— begin Entries —
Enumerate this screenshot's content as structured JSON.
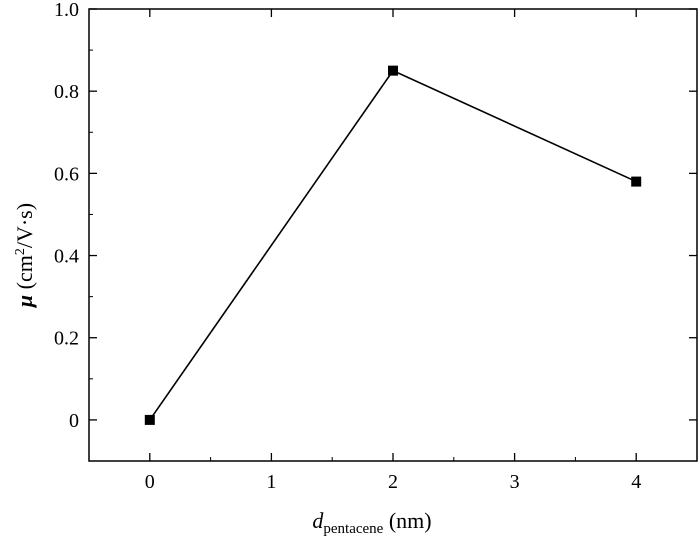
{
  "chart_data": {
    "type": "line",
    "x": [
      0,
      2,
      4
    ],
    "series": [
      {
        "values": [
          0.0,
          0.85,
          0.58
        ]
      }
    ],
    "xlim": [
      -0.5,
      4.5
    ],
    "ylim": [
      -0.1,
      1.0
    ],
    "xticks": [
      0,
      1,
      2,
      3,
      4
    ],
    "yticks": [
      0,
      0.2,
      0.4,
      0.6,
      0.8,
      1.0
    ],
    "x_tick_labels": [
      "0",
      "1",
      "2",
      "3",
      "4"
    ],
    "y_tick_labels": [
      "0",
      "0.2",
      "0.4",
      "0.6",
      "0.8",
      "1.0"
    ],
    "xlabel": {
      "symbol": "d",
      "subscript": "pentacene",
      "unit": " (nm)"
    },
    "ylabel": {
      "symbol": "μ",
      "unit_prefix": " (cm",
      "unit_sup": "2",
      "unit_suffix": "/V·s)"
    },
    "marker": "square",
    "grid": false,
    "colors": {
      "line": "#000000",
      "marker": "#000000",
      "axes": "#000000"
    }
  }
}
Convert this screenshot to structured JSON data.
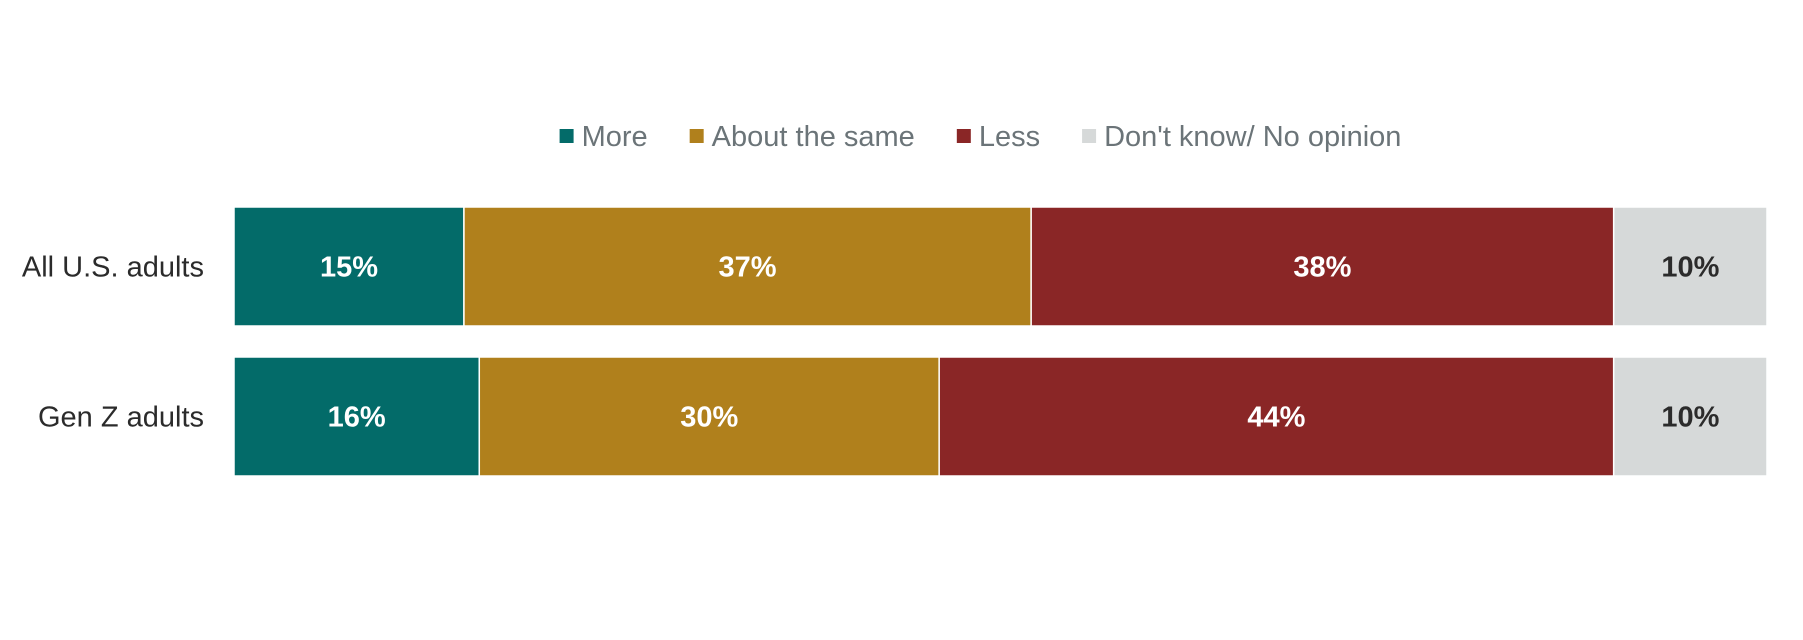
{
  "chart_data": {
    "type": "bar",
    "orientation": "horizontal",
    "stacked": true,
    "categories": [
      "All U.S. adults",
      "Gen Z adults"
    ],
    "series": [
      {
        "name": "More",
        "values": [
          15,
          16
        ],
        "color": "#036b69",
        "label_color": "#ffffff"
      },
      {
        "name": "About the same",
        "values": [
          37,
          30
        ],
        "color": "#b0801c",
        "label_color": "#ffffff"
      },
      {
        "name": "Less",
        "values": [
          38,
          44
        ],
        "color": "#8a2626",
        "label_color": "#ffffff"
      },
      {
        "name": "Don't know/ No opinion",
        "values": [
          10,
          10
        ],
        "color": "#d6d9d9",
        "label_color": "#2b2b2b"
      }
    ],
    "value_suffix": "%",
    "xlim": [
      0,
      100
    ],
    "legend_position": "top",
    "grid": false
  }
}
— end Entries —
— begin Entries —
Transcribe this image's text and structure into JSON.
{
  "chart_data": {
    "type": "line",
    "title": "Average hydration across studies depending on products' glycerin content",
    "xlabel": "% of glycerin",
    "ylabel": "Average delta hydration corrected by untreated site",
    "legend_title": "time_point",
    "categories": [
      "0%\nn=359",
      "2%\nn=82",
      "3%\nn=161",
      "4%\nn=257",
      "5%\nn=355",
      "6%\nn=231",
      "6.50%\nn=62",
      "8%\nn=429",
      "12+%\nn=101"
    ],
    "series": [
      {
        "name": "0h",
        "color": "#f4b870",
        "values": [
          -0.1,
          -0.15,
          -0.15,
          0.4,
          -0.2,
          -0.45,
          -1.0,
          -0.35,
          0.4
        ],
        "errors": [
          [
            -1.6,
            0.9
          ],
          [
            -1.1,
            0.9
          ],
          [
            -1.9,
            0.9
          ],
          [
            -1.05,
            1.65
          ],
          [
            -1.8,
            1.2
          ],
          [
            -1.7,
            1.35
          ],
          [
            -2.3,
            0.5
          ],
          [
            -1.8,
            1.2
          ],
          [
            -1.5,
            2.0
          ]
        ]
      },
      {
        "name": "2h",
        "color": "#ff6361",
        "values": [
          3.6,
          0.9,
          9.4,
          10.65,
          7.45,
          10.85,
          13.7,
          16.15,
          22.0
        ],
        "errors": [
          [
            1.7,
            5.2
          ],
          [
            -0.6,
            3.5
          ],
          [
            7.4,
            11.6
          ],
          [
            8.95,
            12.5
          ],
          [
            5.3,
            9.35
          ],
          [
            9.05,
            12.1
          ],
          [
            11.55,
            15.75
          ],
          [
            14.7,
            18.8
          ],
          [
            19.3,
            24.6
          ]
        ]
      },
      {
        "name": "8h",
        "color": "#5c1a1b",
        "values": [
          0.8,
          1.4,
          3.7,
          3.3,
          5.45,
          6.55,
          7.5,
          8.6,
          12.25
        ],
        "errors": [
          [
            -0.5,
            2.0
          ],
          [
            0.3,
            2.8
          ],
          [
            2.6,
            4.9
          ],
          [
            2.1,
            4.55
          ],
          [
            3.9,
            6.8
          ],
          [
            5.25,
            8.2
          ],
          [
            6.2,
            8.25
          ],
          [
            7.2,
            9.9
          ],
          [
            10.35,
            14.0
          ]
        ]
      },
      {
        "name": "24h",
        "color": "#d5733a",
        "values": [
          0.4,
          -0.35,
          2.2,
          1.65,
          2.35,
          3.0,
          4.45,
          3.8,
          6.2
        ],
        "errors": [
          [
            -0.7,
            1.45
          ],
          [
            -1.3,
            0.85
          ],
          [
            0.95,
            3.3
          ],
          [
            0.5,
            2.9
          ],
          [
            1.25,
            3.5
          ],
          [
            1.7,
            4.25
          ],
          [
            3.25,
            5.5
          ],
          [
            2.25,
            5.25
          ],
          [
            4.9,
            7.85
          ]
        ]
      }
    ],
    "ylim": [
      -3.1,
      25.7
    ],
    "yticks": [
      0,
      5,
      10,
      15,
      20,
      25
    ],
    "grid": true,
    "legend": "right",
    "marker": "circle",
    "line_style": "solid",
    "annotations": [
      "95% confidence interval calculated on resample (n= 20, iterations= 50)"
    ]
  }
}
— end Entries —
Written request:
Go through the material and select each line with the string "marker" in it.

Written reply:
    "marker": "square",
      "marker": "#000000",
    "marker": "circle",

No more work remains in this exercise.